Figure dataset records
____

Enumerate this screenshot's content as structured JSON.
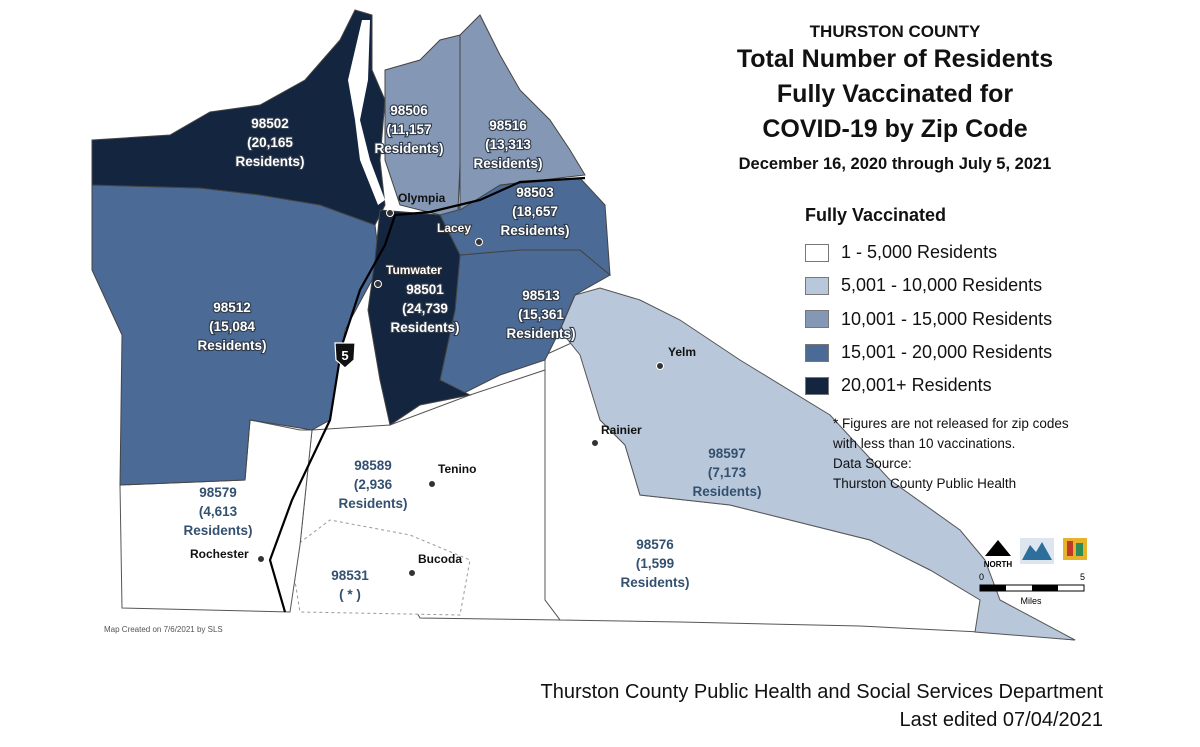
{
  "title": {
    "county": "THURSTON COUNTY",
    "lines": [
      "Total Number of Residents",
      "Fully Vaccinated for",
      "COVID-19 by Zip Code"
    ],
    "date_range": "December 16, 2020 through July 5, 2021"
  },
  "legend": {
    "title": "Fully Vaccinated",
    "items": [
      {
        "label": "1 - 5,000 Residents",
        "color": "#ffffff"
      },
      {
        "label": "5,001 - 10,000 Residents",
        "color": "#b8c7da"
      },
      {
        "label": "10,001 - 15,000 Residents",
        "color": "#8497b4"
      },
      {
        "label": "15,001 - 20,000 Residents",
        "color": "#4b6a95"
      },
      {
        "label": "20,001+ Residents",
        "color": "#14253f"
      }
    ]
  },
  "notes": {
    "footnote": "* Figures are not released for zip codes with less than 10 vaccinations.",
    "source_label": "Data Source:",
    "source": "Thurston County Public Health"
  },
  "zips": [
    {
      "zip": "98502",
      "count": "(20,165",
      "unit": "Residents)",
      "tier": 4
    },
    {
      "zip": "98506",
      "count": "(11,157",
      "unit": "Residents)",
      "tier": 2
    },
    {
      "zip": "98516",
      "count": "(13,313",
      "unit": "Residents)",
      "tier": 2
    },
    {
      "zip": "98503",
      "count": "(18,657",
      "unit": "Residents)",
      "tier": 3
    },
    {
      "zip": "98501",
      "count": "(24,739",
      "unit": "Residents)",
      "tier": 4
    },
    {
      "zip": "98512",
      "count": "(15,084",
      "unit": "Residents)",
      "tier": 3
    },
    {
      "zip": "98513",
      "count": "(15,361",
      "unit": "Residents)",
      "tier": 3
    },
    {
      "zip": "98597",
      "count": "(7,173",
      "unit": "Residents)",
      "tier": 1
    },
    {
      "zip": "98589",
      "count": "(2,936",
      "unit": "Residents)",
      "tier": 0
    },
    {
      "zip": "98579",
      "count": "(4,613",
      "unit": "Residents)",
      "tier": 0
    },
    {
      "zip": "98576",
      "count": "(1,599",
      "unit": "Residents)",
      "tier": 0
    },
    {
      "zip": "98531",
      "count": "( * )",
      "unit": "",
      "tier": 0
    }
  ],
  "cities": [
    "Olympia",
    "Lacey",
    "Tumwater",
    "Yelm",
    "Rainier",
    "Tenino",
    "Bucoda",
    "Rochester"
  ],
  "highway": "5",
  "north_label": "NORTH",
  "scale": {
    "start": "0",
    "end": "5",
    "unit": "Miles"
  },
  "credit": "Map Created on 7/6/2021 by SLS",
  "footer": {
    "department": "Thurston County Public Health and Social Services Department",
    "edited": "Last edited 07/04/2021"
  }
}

____

Each line of the material must be retyped exactly, except that images are omitted.

*Output below*.
Enumerate this screenshot's content as structured JSON.
{
  "title": {
    "county": "THURSTON COUNTY",
    "lines": [
      "Total Number of Residents",
      "Fully Vaccinated for",
      "COVID-19 by Zip Code"
    ],
    "date_range": "December 16, 2020 through July 5, 2021"
  },
  "legend": {
    "title": "Fully Vaccinated",
    "items": [
      {
        "label": "1 - 5,000 Residents",
        "color": "#ffffff"
      },
      {
        "label": "5,001 - 10,000 Residents",
        "color": "#b8c7da"
      },
      {
        "label": "10,001 - 15,000 Residents",
        "color": "#8497b4"
      },
      {
        "label": "15,001 - 20,000 Residents",
        "color": "#4b6a95"
      },
      {
        "label": "20,001+ Residents",
        "color": "#14253f"
      }
    ]
  },
  "notes": {
    "footnote": "* Figures are not released for zip codes with less than 10 vaccinations.",
    "source_label": "Data Source:",
    "source": "Thurston County Public Health"
  },
  "zips": [
    {
      "zip": "98502",
      "count": "(20,165",
      "unit": "Residents)",
      "tier": 4
    },
    {
      "zip": "98506",
      "count": "(11,157",
      "unit": "Residents)",
      "tier": 2
    },
    {
      "zip": "98516",
      "count": "(13,313",
      "unit": "Residents)",
      "tier": 2
    },
    {
      "zip": "98503",
      "count": "(18,657",
      "unit": "Residents)",
      "tier": 3
    },
    {
      "zip": "98501",
      "count": "(24,739",
      "unit": "Residents)",
      "tier": 4
    },
    {
      "zip": "98512",
      "count": "(15,084",
      "unit": "Residents)",
      "tier": 3
    },
    {
      "zip": "98513",
      "count": "(15,361",
      "unit": "Residents)",
      "tier": 3
    },
    {
      "zip": "98597",
      "count": "(7,173",
      "unit": "Residents)",
      "tier": 1
    },
    {
      "zip": "98589",
      "count": "(2,936",
      "unit": "Residents)",
      "tier": 0
    },
    {
      "zip": "98579",
      "count": "(4,613",
      "unit": "Residents)",
      "tier": 0
    },
    {
      "zip": "98576",
      "count": "(1,599",
      "unit": "Residents)",
      "tier": 0
    },
    {
      "zip": "98531",
      "count": "( * )",
      "unit": "",
      "tier": 0
    }
  ],
  "cities": [
    "Olympia",
    "Lacey",
    "Tumwater",
    "Yelm",
    "Rainier",
    "Tenino",
    "Bucoda",
    "Rochester"
  ],
  "highway": "5",
  "north_label": "NORTH",
  "scale": {
    "start": "0",
    "end": "5",
    "unit": "Miles"
  },
  "credit": "Map Created on 7/6/2021 by SLS",
  "footer": {
    "department": "Thurston County Public Health and Social Services Department",
    "edited": "Last edited 07/04/2021"
  }
}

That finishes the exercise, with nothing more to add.